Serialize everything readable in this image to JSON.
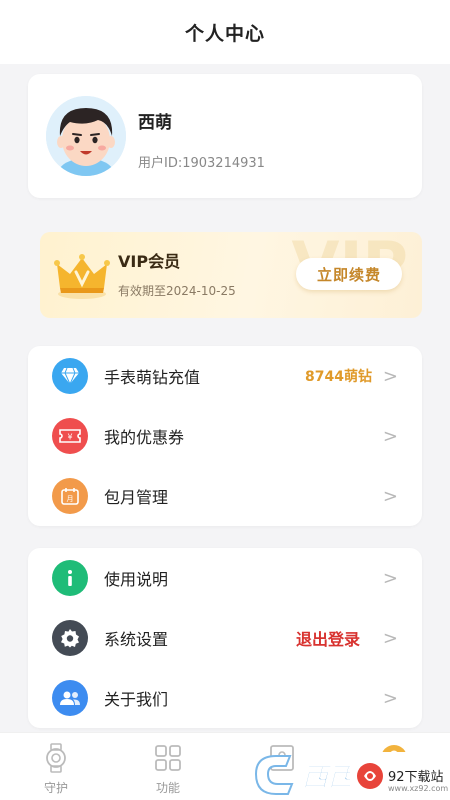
{
  "header": {
    "title": "个人中心"
  },
  "profile": {
    "name": "西萌",
    "user_id": "用户ID:1903214931",
    "avatar_icon": "boy-avatar-icon"
  },
  "vip": {
    "title": "VIP会员",
    "expiry": "有效期至2024-10-25",
    "renew_label": "立即续费",
    "watermark": "VIP",
    "crown_icon": "crown-icon"
  },
  "menu_group_1": [
    {
      "label": "手表萌钻充值",
      "value": "8744萌钻",
      "icon": "diamond-icon",
      "color": "#3aa7f0"
    },
    {
      "label": "我的优惠券",
      "value": "",
      "icon": "coupon-icon",
      "color": "#ef4e4e"
    },
    {
      "label": "包月管理",
      "value": "",
      "icon": "calendar-icon",
      "color": "#f29a4a"
    }
  ],
  "menu_group_2": [
    {
      "label": "使用说明",
      "icon": "info-icon",
      "color": "#1fbc78"
    },
    {
      "label": "系统设置",
      "icon": "gear-icon",
      "color": "#444b55",
      "action": "退出登录"
    },
    {
      "label": "关于我们",
      "icon": "users-icon",
      "color": "#3d8cf0"
    }
  ],
  "chevron": ">",
  "tabbar": [
    {
      "label": "守护",
      "icon": "watch-icon"
    },
    {
      "label": "功能",
      "icon": "grid-icon"
    },
    {
      "label": "",
      "icon": "image-icon"
    },
    {
      "label": "",
      "icon": "profile-icon"
    }
  ],
  "watermark": {
    "left_text": "西西",
    "site_title": "92下载站",
    "site_url": "www.xz92.com"
  },
  "colors": {
    "accent_orange": "#e09a2a",
    "logout_red": "#d8322f",
    "vip_gold": "#c5872a"
  }
}
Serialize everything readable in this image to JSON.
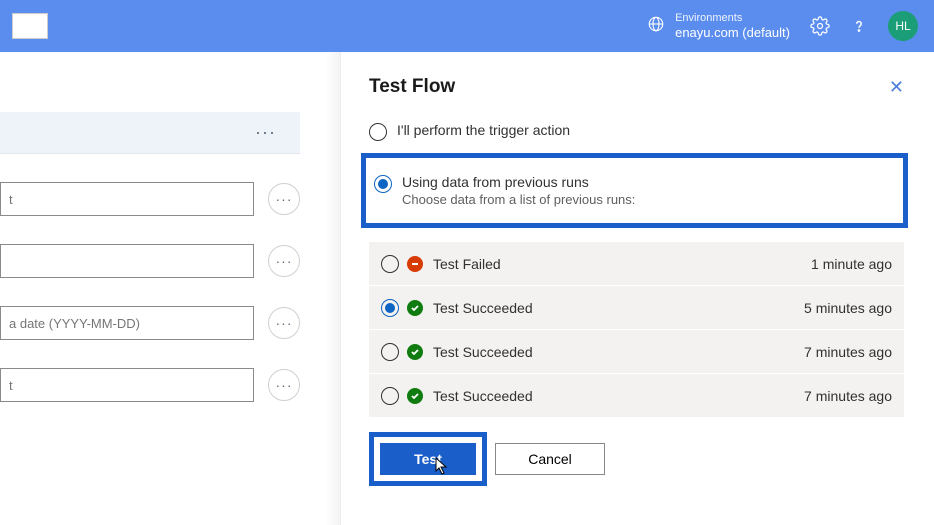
{
  "header": {
    "env_label": "Environments",
    "env_value": "enayu.com (default)",
    "avatar": "HL"
  },
  "left": {
    "fields": [
      {
        "placeholder": "t"
      },
      {
        "placeholder": ""
      },
      {
        "placeholder": "a date (YYYY-MM-DD)"
      },
      {
        "placeholder": "t"
      }
    ]
  },
  "panel": {
    "title": "Test Flow",
    "option_manual": "I'll perform the trigger action",
    "option_previous": "Using data from previous runs",
    "option_previous_sub": "Choose data from a list of previous runs:",
    "runs": [
      {
        "status": "fail",
        "label": "Test Failed",
        "time": "1 minute ago",
        "selected": false
      },
      {
        "status": "success",
        "label": "Test Succeeded",
        "time": "5 minutes ago",
        "selected": true
      },
      {
        "status": "success",
        "label": "Test Succeeded",
        "time": "7 minutes ago",
        "selected": false
      },
      {
        "status": "success",
        "label": "Test Succeeded",
        "time": "7 minutes ago",
        "selected": false
      }
    ],
    "test_btn": "Test",
    "cancel_btn": "Cancel"
  }
}
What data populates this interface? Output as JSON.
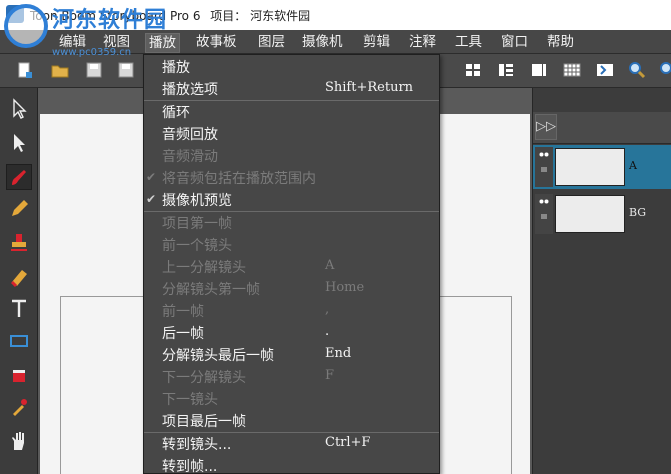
{
  "window": {
    "title": "Toon Boom Storyboard Pro 6",
    "project_label": "项目：",
    "project_name": "河东软件园"
  },
  "watermark": {
    "title": "河东软件园",
    "url": "www.pc0359.cn"
  },
  "menubar": {
    "items": [
      {
        "label": "编辑"
      },
      {
        "label": "视图"
      },
      {
        "label": "播放"
      },
      {
        "label": "故事板"
      },
      {
        "label": "图层"
      },
      {
        "label": "摄像机"
      },
      {
        "label": "剪辑"
      },
      {
        "label": "注释"
      },
      {
        "label": "工具"
      },
      {
        "label": "窗口"
      },
      {
        "label": "帮助"
      }
    ],
    "active_index": 2
  },
  "toolbar": {
    "icons": [
      "new-icon",
      "open-icon",
      "save-icon",
      "save-as-icon",
      "layout-icon-1",
      "layout-icon-2",
      "layout-icon-3",
      "layout-icon-4",
      "grid-icon",
      "timeline-icon",
      "zoom-in-icon",
      "zoom-out-icon"
    ]
  },
  "tools": [
    "select-icon",
    "transform-icon",
    "brush-icon",
    "pencil-icon",
    "stamp-icon",
    "eraser-icon",
    "text-icon",
    "rectangle-icon",
    "paint-bucket-icon",
    "dropper-icon",
    "hand-icon"
  ],
  "layers": [
    {
      "name": "A",
      "active": true
    },
    {
      "name": "BG",
      "active": false
    }
  ],
  "play_menu": {
    "items": [
      {
        "label": "播放",
        "shortcut": "",
        "enabled": true,
        "checked": false
      },
      {
        "label": "播放选项",
        "shortcut": "Shift+Return",
        "enabled": true,
        "checked": false
      },
      {
        "label": "循环",
        "shortcut": "",
        "enabled": true,
        "checked": false
      },
      {
        "label": "音频回放",
        "shortcut": "",
        "enabled": true,
        "checked": false
      },
      {
        "label": "音频滑动",
        "shortcut": "",
        "enabled": false,
        "checked": false
      },
      {
        "label": "将音频包括在播放范围内",
        "shortcut": "",
        "enabled": false,
        "checked": true
      },
      {
        "label": "摄像机预览",
        "shortcut": "",
        "enabled": true,
        "checked": true
      },
      {
        "label": "项目第一帧",
        "shortcut": "",
        "enabled": false,
        "checked": false
      },
      {
        "label": "前一个镜头",
        "shortcut": "",
        "enabled": false,
        "checked": false
      },
      {
        "label": "上一分解镜头",
        "shortcut": "A",
        "enabled": false,
        "checked": false
      },
      {
        "label": "分解镜头第一帧",
        "shortcut": "Home",
        "enabled": false,
        "checked": false
      },
      {
        "label": "前一帧",
        "shortcut": ",",
        "enabled": false,
        "checked": false
      },
      {
        "label": "后一帧",
        "shortcut": ".",
        "enabled": true,
        "checked": false
      },
      {
        "label": "分解镜头最后一帧",
        "shortcut": "End",
        "enabled": true,
        "checked": false
      },
      {
        "label": "下一分解镜头",
        "shortcut": "F",
        "enabled": false,
        "checked": false
      },
      {
        "label": "下一镜头",
        "shortcut": "",
        "enabled": false,
        "checked": false
      },
      {
        "label": "项目最后一帧",
        "shortcut": "",
        "enabled": true,
        "checked": false
      },
      {
        "label": "转到镜头...",
        "shortcut": "Ctrl+F",
        "enabled": true,
        "checked": false
      },
      {
        "label": "转到帧...",
        "shortcut": "",
        "enabled": true,
        "checked": false
      }
    ]
  },
  "colors": {
    "accent": "#27759a",
    "menu_bg": "#474747",
    "disabled_text": "#7b7b7b"
  }
}
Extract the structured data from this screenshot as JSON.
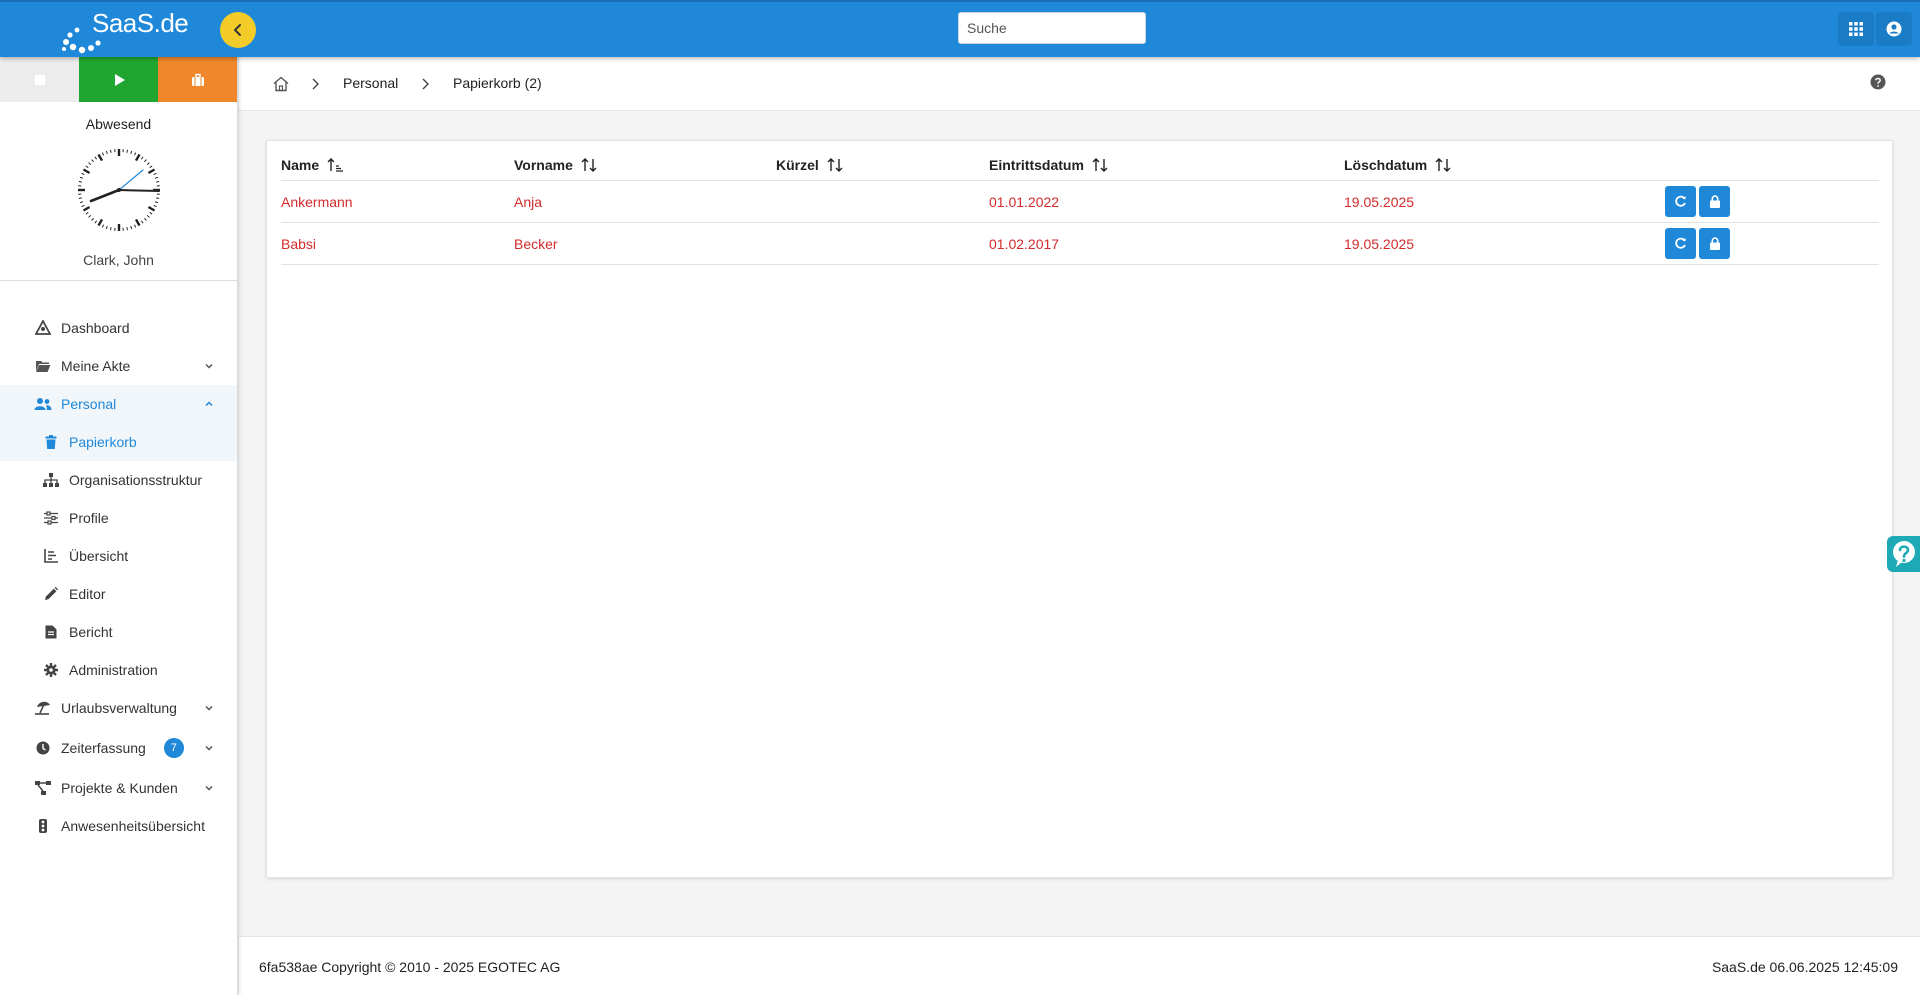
{
  "header": {
    "logo_text": "SaaS.de",
    "search": {
      "placeholder": "Suche",
      "value": ""
    },
    "icons": [
      "grid-icon",
      "user-circle-icon"
    ]
  },
  "sidebar": {
    "status_label": "Abwesend",
    "user_name": "Clark, John",
    "clock_time": "08:19",
    "items": [
      {
        "label": "Dashboard",
        "icon": "dashboard-icon"
      },
      {
        "label": "Meine Akte",
        "icon": "folder-open-icon",
        "expandable": true
      },
      {
        "label": "Personal",
        "icon": "users-icon",
        "expanded": true
      },
      {
        "label": "Papierkorb",
        "icon": "trash-icon",
        "sub": true,
        "active": true
      },
      {
        "label": "Organisationsstruktur",
        "icon": "sitemap-icon",
        "sub": true
      },
      {
        "label": "Profile",
        "icon": "sliders-icon",
        "sub": true
      },
      {
        "label": "Übersicht",
        "icon": "list-chart-icon",
        "sub": true
      },
      {
        "label": "Editor",
        "icon": "pencil-icon",
        "sub": true
      },
      {
        "label": "Bericht",
        "icon": "file-report-icon",
        "sub": true
      },
      {
        "label": "Administration",
        "icon": "gear-icon",
        "sub": true
      },
      {
        "label": "Urlaubsverwaltung",
        "icon": "umbrella-beach-icon",
        "expandable": true
      },
      {
        "label": "Zeiterfassung",
        "icon": "clock-icon",
        "expandable": true,
        "badge": "7"
      },
      {
        "label": "Projekte & Kunden",
        "icon": "project-diagram-icon",
        "expandable": true
      },
      {
        "label": "Anwesenheitsübersicht",
        "icon": "traffic-light-icon"
      }
    ]
  },
  "breadcrumb": {
    "items": [
      "Personal",
      "Papierkorb (2)"
    ]
  },
  "table": {
    "columns": [
      "Name",
      "Vorname",
      "Kürzel",
      "Eintrittsdatum",
      "Löschdatum"
    ],
    "rows": [
      {
        "name": "Ankermann",
        "vorname": "Anja",
        "kuerzel": "",
        "eintritt": "01.01.2022",
        "loesch": "19.05.2025"
      },
      {
        "name": "Babsi",
        "vorname": "Becker",
        "kuerzel": "",
        "eintritt": "01.02.2017",
        "loesch": "19.05.2025"
      }
    ]
  },
  "footer": {
    "left": "6fa538ae Copyright © 2010 - 2025 EGOTEC AG",
    "right": "SaaS.de  06.06.2025 12:45:09"
  },
  "colors": {
    "primary": "#1f88d9",
    "accent_yellow": "#f4cc29",
    "play_green": "#1fa630",
    "pause_orange": "#f0882b",
    "deleted_red": "#d32b2b",
    "help_teal": "#1ea9b7"
  }
}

» **Your instructions**
From the records above, pick out and copy each line holding the word "SaaS".

» **Exercise solution**
    "logo_text": "SaaS.de",
    "right": "SaaS.de  06.06.2025 12:45:09"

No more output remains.